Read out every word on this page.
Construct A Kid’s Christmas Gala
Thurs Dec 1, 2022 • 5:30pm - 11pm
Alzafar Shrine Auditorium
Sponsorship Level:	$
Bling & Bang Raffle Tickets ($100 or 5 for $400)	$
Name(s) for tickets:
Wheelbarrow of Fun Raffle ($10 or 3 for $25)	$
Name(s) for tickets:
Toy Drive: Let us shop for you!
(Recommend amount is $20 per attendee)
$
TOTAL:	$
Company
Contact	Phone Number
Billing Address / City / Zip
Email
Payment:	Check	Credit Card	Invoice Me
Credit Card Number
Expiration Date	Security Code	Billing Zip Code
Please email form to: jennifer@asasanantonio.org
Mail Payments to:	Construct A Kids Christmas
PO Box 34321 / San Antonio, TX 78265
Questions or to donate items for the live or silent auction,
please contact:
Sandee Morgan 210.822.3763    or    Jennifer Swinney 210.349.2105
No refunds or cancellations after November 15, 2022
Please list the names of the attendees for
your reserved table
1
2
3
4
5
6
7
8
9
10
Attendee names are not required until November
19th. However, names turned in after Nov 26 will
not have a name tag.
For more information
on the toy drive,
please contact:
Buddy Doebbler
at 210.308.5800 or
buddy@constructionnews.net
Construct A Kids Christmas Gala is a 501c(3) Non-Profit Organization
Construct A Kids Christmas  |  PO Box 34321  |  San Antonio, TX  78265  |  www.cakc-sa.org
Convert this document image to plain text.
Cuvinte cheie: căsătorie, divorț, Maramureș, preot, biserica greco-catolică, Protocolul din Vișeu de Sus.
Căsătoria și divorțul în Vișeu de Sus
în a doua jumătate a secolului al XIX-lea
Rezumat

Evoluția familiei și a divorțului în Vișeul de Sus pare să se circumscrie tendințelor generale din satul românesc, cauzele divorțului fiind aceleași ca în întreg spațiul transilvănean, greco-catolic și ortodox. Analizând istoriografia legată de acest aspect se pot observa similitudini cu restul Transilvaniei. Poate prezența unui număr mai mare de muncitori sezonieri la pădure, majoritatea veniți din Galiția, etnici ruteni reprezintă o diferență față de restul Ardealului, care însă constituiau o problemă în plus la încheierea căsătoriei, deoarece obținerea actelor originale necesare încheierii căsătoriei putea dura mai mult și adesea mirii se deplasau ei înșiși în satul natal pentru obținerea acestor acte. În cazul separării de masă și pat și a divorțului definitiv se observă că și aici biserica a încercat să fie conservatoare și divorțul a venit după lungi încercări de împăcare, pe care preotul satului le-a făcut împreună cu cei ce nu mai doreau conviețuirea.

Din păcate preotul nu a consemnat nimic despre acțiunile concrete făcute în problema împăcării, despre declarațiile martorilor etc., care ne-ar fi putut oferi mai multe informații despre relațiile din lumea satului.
=====
• Your goal: Wherever the word "divorțul" occurs in a line of the listing, copy that line.

• Task result:
Căsătoria și divorțul în Vișeu de Sus
Evoluția familiei și a divorțului în Vișeul de Sus pare să se circumscrie tendințelor generale din satul românesc, cauzele divorțului fiind aceleași ca în întreg spațiul transilvănean, greco-catolic și ortodox. Analizând istoriografia legată de acest aspect se pot observa similitudini cu restul Transilvaniei. Poate prezența unui număr mai mare de muncitori sezonieri la pădure, majoritatea veniți din Galiția, etnici ruteni reprezintă o diferență față de restul Ardealului, care însă constituiau o problemă în plus la încheierea căsătoriei, deoarece obținerea actelor originale necesare încheierii căsătoriei putea dura mai mult și adesea mirii se deplasau ei înșiși în satul natal pentru obținerea acestor acte. În cazul separării de masă și pat și a divorțului definitiv se observă că și aici biserica a încercat să fie conservatoare și divorțul a venit după lungi încercări de împăcare, pe care preotul satului le-a făcut împreună cu cei ce nu mai doreau conviețuirea.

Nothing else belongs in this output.